Every line containing the word "plain" needs to be found and copied.

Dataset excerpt
START

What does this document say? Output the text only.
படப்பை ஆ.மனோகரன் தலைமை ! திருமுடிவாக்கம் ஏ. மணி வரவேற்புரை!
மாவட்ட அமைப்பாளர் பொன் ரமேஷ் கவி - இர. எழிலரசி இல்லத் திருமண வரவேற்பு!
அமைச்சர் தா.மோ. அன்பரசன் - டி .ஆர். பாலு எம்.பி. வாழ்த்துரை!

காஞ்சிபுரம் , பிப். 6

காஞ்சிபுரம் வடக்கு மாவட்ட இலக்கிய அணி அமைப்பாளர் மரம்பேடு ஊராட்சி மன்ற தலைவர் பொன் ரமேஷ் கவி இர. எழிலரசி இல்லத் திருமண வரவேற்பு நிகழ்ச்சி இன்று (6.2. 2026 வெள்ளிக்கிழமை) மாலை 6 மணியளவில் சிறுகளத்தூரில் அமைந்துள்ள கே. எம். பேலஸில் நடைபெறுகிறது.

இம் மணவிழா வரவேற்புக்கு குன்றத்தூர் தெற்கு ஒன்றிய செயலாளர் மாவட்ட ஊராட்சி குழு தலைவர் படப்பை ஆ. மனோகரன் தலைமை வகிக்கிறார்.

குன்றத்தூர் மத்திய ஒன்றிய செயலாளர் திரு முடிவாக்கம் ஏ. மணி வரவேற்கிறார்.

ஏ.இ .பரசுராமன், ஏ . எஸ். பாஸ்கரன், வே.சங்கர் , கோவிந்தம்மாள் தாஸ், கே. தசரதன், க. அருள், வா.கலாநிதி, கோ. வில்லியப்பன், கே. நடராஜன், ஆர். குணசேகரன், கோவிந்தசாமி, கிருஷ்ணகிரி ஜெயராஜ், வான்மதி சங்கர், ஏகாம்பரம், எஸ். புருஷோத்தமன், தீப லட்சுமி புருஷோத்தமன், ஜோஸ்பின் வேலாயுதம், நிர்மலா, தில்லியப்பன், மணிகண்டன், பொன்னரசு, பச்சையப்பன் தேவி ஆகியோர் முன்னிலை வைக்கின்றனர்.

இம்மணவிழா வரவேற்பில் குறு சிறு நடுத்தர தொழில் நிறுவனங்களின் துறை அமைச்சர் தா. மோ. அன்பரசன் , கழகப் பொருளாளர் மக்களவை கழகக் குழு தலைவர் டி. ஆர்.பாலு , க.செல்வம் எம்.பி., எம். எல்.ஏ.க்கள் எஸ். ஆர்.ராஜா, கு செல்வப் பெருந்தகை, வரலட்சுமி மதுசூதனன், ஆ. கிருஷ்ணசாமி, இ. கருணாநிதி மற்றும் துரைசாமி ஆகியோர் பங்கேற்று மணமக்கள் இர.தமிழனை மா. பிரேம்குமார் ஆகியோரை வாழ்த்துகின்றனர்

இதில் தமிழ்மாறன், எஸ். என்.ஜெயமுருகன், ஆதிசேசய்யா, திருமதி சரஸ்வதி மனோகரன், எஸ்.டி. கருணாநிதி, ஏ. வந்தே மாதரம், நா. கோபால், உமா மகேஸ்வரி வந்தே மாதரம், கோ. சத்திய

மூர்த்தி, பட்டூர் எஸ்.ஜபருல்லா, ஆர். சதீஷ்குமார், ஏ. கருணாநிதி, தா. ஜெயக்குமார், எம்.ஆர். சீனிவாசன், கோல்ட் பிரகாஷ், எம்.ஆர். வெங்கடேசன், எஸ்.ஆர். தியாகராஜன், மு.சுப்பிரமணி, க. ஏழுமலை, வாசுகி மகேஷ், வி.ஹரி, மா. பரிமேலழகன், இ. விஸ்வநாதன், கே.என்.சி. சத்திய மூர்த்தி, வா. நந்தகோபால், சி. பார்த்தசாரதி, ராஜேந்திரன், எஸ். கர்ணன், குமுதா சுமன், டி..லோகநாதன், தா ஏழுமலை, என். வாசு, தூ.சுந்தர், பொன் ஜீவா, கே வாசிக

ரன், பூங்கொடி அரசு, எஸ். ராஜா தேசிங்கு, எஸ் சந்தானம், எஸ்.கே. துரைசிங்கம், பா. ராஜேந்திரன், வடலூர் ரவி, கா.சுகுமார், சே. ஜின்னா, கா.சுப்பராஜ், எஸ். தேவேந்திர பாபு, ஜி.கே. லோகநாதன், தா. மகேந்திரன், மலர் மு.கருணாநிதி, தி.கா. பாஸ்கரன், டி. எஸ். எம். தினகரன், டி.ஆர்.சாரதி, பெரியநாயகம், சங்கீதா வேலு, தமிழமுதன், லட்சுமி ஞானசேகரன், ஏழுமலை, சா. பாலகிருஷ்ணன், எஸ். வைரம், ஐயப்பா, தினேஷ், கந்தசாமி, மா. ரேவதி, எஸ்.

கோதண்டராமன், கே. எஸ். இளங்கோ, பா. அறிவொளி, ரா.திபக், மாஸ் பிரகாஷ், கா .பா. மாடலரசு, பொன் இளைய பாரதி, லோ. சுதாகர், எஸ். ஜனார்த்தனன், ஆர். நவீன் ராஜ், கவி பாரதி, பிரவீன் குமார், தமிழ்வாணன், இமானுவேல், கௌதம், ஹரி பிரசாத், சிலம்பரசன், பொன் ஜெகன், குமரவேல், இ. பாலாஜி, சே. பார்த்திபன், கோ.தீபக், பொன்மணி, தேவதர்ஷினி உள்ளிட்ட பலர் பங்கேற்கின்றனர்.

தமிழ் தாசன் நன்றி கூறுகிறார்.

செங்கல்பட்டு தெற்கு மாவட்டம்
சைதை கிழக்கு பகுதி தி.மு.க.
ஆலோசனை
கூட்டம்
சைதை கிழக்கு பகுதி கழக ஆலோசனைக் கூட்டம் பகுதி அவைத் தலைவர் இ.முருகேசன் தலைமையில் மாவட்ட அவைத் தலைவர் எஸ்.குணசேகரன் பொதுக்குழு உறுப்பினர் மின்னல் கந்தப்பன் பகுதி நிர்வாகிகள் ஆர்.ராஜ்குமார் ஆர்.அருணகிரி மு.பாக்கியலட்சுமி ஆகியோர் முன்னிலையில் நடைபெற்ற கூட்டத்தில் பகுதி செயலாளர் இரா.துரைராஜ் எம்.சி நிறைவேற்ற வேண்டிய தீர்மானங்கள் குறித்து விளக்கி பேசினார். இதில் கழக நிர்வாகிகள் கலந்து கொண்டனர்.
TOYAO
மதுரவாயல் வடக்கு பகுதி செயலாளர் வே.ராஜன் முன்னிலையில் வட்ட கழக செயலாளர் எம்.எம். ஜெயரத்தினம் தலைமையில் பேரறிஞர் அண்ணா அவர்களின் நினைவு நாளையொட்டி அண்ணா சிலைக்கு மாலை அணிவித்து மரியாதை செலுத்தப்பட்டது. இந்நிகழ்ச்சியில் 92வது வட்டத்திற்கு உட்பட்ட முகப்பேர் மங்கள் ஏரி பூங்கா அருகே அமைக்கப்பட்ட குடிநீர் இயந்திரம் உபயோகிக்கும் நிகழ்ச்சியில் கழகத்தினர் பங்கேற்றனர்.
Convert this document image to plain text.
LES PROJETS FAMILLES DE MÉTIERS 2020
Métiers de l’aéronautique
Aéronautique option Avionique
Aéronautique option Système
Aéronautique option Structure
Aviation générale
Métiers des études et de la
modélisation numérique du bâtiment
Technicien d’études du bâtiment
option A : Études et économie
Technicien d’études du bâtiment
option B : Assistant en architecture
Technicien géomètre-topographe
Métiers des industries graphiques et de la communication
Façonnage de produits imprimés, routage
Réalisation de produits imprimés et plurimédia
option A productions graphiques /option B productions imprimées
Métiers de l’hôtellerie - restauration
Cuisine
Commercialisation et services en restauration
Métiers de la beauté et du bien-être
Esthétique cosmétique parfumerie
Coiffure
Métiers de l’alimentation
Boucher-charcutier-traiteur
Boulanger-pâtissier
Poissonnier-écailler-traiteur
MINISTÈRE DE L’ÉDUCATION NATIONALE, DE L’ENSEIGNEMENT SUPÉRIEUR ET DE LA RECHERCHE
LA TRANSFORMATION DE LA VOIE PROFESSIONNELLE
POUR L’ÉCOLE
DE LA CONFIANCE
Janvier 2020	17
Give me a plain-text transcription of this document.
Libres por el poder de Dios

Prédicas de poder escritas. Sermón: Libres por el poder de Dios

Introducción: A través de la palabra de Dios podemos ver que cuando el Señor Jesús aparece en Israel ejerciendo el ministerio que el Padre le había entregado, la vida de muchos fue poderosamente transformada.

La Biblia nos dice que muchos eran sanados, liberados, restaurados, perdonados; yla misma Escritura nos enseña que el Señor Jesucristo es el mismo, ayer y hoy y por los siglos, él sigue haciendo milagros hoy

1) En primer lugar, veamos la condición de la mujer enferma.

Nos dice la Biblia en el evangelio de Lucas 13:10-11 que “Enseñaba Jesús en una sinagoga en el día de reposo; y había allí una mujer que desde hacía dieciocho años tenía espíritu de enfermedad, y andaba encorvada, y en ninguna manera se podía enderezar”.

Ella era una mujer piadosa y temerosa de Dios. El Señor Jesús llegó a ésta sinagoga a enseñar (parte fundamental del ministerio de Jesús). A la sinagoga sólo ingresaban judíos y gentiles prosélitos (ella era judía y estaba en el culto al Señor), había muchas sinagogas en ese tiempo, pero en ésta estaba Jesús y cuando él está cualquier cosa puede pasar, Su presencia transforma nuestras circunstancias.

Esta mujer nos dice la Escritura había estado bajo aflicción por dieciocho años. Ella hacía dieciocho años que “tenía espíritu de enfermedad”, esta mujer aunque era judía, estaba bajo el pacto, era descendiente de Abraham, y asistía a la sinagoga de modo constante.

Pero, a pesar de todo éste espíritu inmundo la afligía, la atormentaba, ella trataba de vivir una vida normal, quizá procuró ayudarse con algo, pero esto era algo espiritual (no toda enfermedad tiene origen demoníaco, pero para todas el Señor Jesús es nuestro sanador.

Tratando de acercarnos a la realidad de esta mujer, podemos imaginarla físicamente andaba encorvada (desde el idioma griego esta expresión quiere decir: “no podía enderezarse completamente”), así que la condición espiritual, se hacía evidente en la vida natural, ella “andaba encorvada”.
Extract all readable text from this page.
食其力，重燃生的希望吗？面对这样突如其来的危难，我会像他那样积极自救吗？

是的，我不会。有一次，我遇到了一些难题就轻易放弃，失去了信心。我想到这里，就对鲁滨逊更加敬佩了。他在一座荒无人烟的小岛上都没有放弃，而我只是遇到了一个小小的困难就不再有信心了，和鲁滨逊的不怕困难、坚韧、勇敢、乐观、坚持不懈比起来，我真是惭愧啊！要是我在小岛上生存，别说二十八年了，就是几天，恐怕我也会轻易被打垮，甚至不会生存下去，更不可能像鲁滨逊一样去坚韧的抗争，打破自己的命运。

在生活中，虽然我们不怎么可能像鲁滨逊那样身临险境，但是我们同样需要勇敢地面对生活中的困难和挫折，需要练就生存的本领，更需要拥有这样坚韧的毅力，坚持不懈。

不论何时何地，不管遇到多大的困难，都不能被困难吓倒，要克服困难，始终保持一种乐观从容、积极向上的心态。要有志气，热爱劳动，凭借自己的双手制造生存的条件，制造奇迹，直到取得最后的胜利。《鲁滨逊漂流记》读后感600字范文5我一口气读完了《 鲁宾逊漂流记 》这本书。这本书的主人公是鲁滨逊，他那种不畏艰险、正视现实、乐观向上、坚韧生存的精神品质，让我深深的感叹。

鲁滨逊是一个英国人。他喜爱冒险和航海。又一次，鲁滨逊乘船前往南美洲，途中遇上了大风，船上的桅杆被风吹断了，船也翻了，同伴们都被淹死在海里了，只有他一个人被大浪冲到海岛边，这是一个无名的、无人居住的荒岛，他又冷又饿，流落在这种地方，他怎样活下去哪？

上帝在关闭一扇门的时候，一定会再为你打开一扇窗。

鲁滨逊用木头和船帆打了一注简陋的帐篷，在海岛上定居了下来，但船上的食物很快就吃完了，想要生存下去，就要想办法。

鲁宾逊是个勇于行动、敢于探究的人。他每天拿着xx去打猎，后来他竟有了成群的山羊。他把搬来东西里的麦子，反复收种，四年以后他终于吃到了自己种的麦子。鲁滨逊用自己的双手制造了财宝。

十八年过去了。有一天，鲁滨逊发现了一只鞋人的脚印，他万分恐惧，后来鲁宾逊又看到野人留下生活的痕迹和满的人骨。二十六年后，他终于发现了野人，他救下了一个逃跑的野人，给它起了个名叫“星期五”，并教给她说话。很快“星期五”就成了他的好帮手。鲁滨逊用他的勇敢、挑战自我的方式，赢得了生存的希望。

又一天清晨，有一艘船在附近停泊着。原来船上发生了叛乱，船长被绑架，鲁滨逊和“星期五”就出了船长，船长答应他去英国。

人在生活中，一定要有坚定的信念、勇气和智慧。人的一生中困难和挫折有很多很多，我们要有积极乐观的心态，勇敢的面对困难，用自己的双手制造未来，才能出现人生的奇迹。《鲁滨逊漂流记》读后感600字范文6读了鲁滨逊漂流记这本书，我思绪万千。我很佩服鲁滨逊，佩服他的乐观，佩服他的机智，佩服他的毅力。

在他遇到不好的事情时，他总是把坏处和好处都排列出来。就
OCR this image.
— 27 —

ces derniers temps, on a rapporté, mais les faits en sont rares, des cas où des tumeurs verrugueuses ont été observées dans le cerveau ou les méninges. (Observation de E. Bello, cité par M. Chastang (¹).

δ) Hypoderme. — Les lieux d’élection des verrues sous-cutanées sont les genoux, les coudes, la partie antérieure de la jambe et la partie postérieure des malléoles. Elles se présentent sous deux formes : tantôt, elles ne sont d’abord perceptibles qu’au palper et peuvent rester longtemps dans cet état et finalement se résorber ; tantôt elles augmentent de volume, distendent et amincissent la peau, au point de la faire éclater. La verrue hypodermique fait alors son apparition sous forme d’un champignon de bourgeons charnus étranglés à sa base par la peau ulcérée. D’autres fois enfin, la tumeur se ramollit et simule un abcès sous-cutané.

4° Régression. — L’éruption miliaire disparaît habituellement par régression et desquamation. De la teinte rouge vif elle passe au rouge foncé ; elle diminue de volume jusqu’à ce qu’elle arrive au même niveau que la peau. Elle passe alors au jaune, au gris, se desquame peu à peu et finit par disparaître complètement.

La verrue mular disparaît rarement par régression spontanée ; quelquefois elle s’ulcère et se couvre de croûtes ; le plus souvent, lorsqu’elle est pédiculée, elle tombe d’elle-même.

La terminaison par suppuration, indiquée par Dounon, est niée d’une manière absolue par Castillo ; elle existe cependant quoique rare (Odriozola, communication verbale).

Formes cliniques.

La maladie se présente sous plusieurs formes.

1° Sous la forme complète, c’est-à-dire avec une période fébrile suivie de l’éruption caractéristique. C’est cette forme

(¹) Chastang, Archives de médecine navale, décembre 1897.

END

- Full output:
Convert this document image to plain text.
Give me a plain-text transcription of this document.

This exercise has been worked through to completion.